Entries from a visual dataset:
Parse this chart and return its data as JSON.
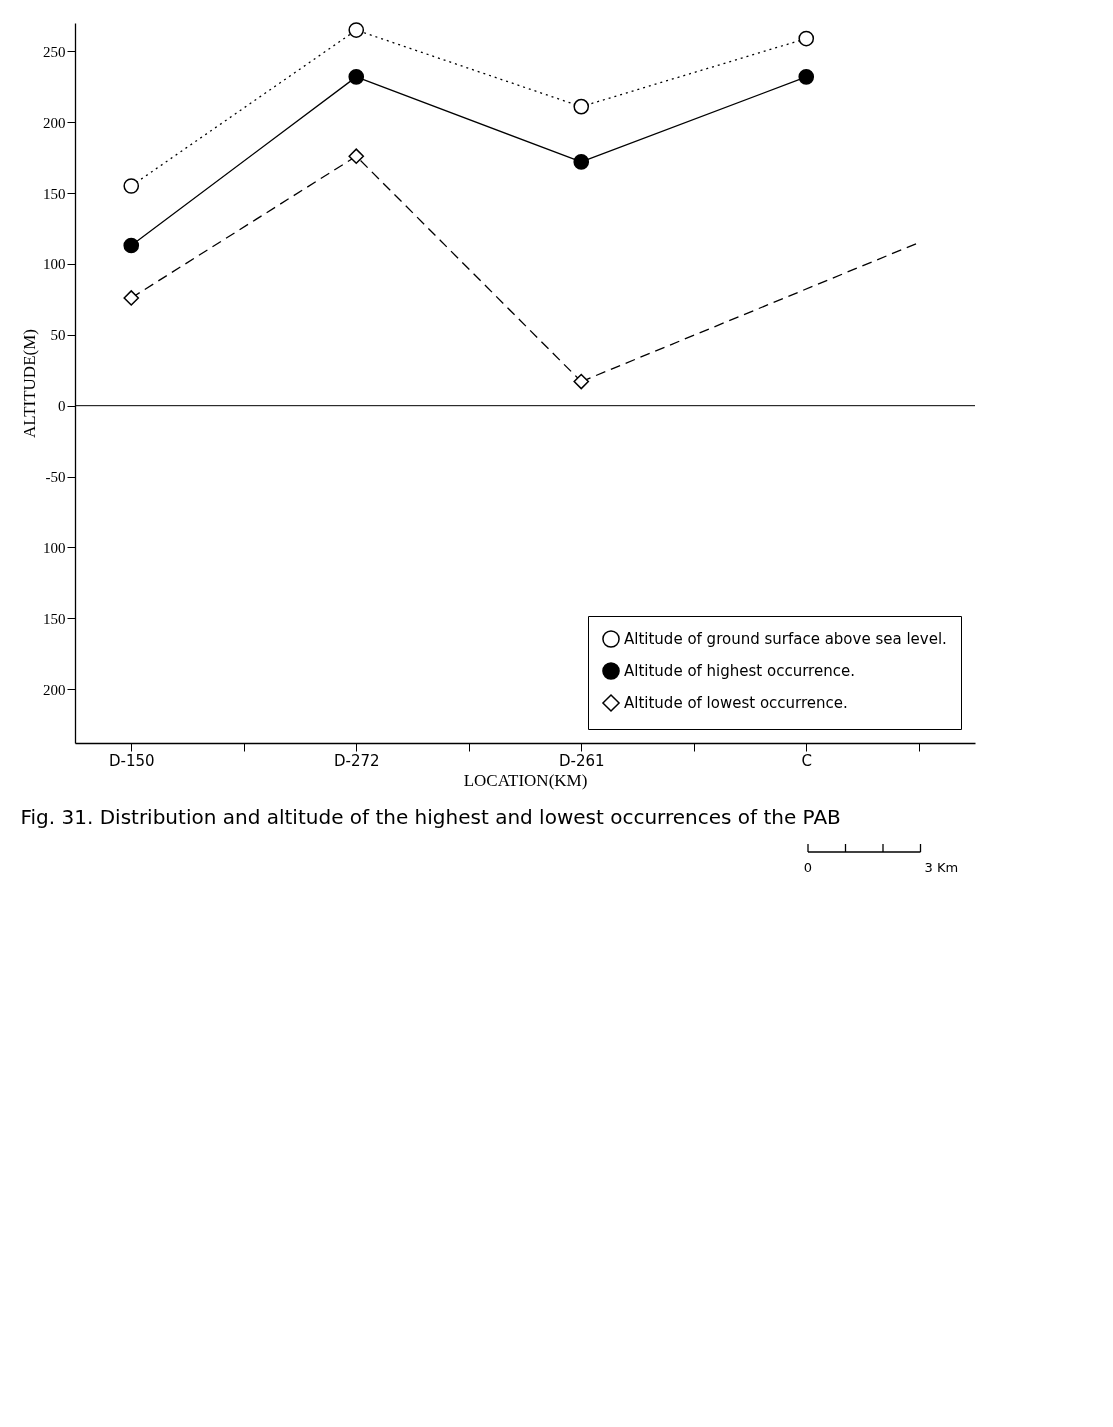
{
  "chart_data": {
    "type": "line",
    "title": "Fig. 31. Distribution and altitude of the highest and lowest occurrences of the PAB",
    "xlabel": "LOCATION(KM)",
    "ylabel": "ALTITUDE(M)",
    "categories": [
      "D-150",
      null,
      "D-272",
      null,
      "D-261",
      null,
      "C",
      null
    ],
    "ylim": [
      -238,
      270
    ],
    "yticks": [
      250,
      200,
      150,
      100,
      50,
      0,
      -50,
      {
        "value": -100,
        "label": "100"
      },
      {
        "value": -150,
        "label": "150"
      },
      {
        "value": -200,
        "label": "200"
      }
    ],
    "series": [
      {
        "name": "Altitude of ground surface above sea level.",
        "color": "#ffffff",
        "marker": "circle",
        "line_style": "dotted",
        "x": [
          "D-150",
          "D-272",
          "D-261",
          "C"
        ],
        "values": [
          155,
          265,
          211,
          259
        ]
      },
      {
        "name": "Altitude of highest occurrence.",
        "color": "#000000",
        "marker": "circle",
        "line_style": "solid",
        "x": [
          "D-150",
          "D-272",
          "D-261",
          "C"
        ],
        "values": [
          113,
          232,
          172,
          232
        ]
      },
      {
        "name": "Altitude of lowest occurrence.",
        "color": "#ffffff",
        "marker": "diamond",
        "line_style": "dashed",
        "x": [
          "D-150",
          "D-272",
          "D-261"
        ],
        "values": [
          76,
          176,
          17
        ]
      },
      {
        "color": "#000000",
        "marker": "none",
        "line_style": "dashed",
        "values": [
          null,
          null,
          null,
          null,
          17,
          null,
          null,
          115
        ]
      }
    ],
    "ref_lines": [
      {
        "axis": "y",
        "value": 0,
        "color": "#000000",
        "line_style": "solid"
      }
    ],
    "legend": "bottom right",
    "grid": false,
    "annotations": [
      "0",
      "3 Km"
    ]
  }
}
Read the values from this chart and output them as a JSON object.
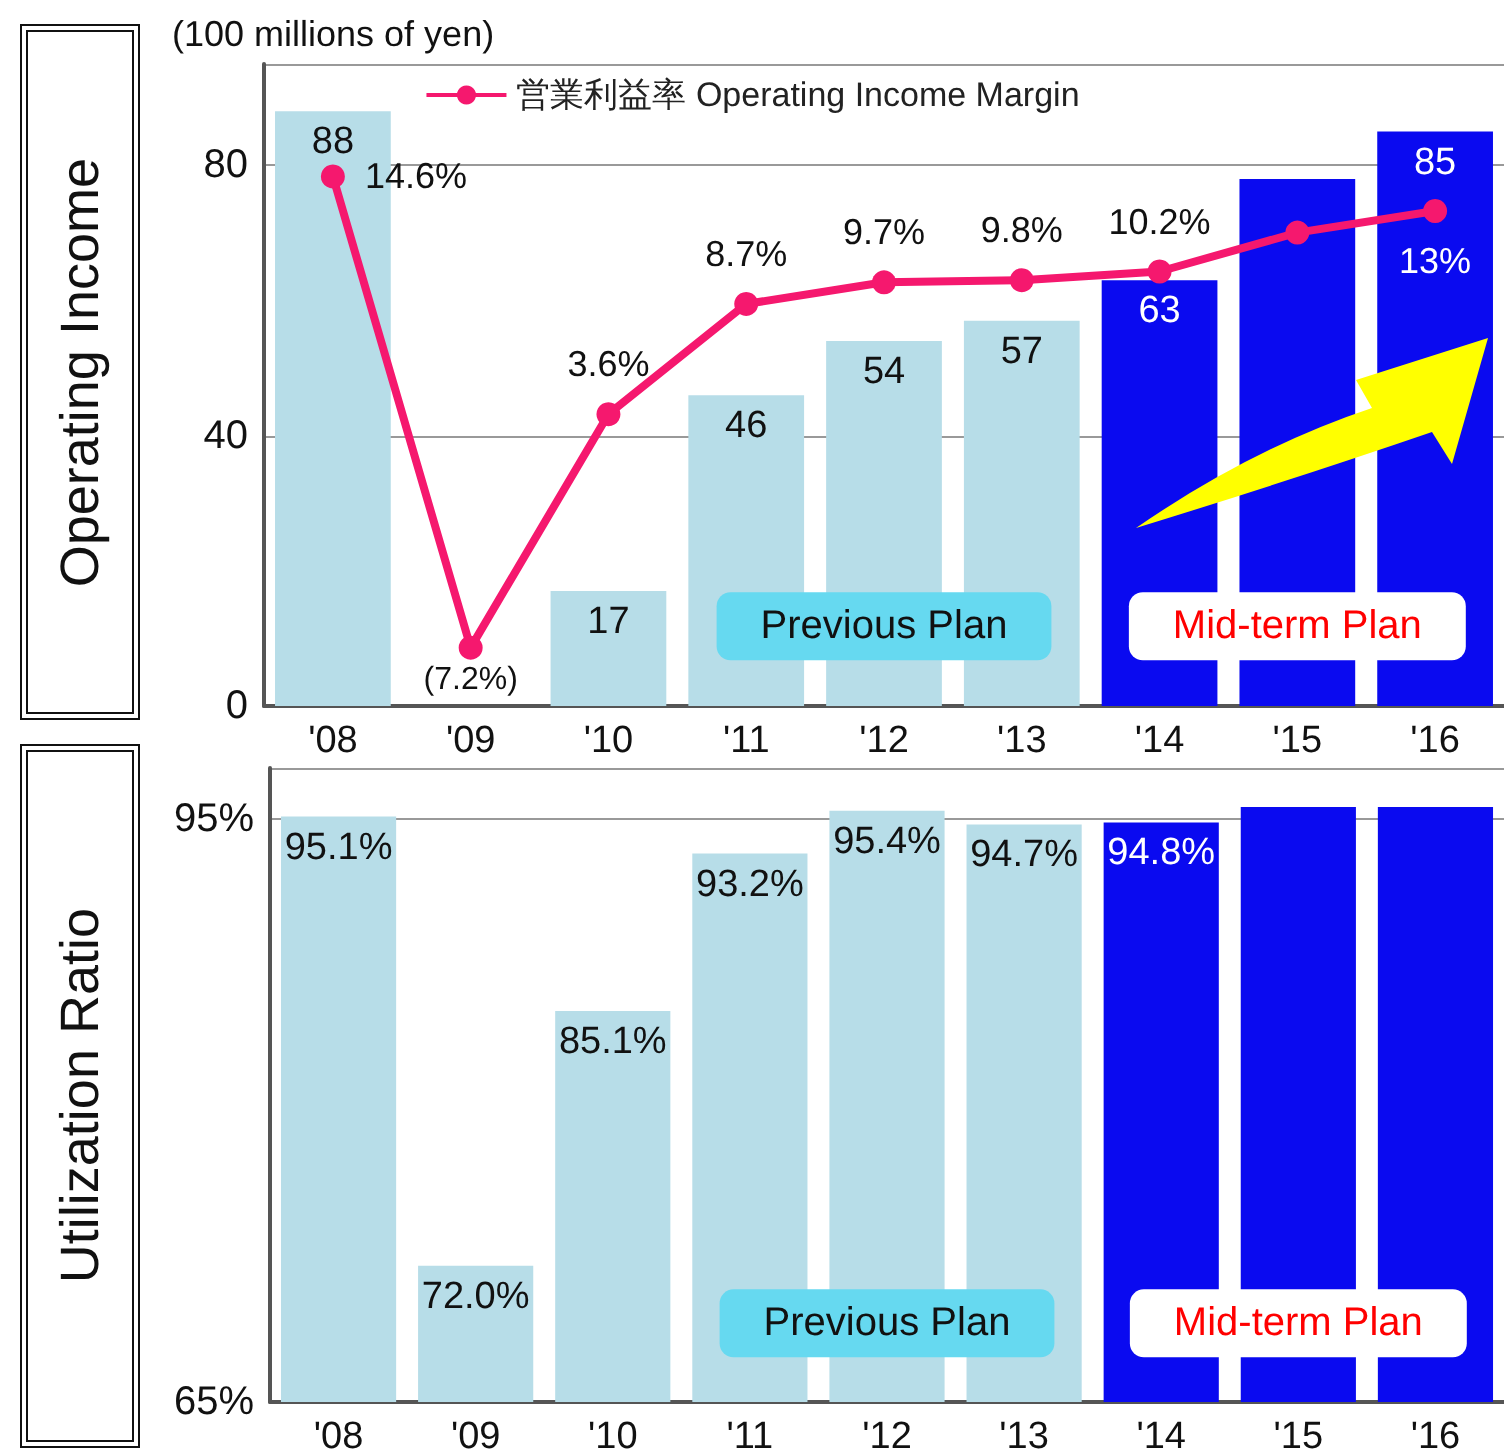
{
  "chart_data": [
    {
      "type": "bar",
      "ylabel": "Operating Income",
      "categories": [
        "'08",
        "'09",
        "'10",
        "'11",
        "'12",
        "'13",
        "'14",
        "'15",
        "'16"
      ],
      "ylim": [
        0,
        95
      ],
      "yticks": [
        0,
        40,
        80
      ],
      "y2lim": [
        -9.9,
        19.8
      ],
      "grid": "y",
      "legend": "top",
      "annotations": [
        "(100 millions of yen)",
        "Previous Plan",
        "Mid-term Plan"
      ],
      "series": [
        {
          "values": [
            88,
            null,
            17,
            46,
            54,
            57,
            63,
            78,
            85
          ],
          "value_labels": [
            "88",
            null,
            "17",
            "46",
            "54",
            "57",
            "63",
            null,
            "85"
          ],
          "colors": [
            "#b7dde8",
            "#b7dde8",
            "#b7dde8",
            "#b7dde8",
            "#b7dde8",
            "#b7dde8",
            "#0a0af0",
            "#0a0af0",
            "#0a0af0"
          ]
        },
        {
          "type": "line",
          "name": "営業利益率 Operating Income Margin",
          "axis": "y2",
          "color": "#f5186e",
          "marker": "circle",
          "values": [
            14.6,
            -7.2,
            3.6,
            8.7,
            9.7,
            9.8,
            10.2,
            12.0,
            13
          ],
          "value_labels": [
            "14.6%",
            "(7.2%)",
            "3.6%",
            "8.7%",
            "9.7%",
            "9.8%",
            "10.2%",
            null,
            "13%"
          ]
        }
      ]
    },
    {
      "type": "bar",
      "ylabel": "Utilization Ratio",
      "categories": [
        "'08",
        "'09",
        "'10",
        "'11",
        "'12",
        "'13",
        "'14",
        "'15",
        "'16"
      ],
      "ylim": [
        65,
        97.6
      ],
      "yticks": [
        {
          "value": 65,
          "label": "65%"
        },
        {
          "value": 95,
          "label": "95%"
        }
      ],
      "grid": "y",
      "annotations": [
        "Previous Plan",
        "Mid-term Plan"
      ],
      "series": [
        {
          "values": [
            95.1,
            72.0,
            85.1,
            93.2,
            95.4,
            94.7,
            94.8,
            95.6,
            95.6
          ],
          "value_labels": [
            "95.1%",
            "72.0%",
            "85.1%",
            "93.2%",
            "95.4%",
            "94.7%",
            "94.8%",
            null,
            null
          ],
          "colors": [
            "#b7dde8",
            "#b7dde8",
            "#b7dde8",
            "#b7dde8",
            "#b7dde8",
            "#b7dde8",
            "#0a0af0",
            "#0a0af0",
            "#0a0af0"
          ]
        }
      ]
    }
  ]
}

● **Work to complete**
Determine the number of lines containing "this". Write only that number.

● **Finished answer**
2